■ WORK TO BE COMPLETED:
Decide whether each statement agrees with the review of Fit To Kill below, answering yes or no and quoting the words of the review that settle it. 1. The reviewer finds the flashbacks poorly handled. 2. Chang plans to return the diamond to the Russian ambassador. 3. Fit To Kill came out in 1993.

■ SELECTED EXCERPT:

Film Review: Fit To Kill (dir by Andy Sidaris)


1993’s Fit To Kill opens with the most incompetent secret agents in the world on a training exercise in the desert.  All of the Andy Sidaris regulars are present.  There’s Donna (Dona Speir).  There’s Nicole (Roberta Vasquez).  Bruce (Bruce Penhall) and Shane (Michael Shane) are still with the organization, despite the fact that, over the course of four films, neither one of them has really added much to the mix.  For some reason, these agents still don’t know better than to hide whenever they see a remote control helicopter.  Seeing as how every Andy Sidaris film features someone being blown up by either a remote control helicopter or remote control boat, you would think that these experienced government agents would no longer be shocked when it happened.

Anyway, we quickly go through all of the usual Sidaris stuff.  There’s a meeting in a hot tub.  The team’s boss, Lucas (Tony Peck), shows up and acts like a prick.  Coded messages are still being sent out via the Hawaiian radio station.  Shane Abilene still can’t shoot a gun to save his life.  Eventually, the film gets around to revealing the latest mission.

Chang (Aki Aleong) is the owner of a valuable Russian diamond.  As he explains in a flashback that’s full of stock footage, the diamond was originally stolen by a Nazi general.  On his deathbed, the general gave the diamond to Chang.  And really, in defense of Sidaris, it must be said that the flashbacks are actually handled fairly well.  Maybe the flashbacks were Sidaris’s attempt to show that he actually could be a good director when he felt like it.  Anyway, Chang is planning on returning the diamond to the Russian ambassador (Rodrigo Oberon) during an official ceremony.  The problem is that the diamond is extremely valuable and, as a result, certain international criminals want to steal it.

■ PROVIDED MATERIAL:
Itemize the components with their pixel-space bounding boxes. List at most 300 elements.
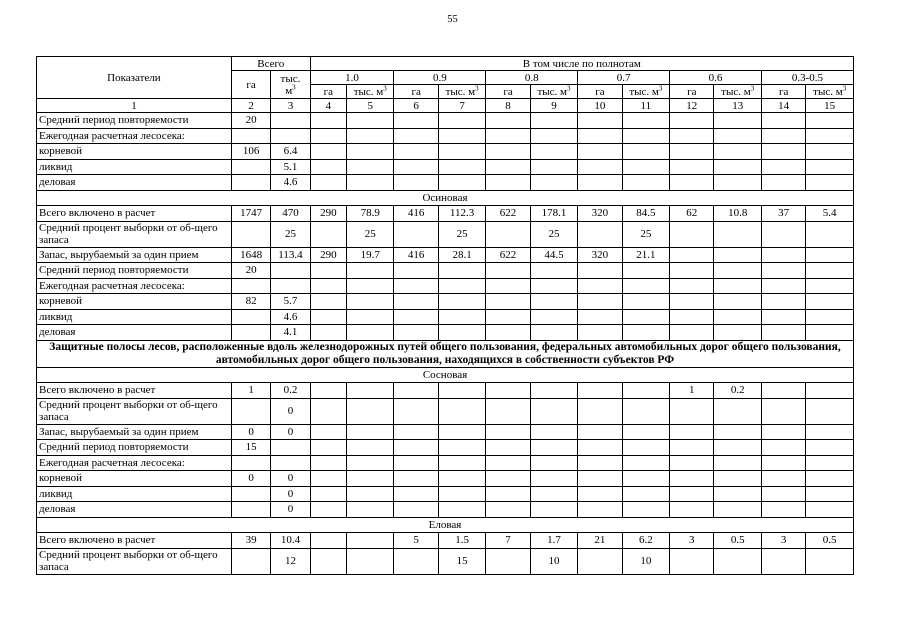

■ COMPLETE OUTPUT:
1. No: "the flashbacks are actually handled fairly well."
2. Yes: "Chang is planning on returning the diamond to the Russian ambassador (Rodrigo Oberon) during an official ceremony."
3. Yes: "1993’s Fit To Kill opens with the most incompetent secret agents in the world on a training exercise in the desert."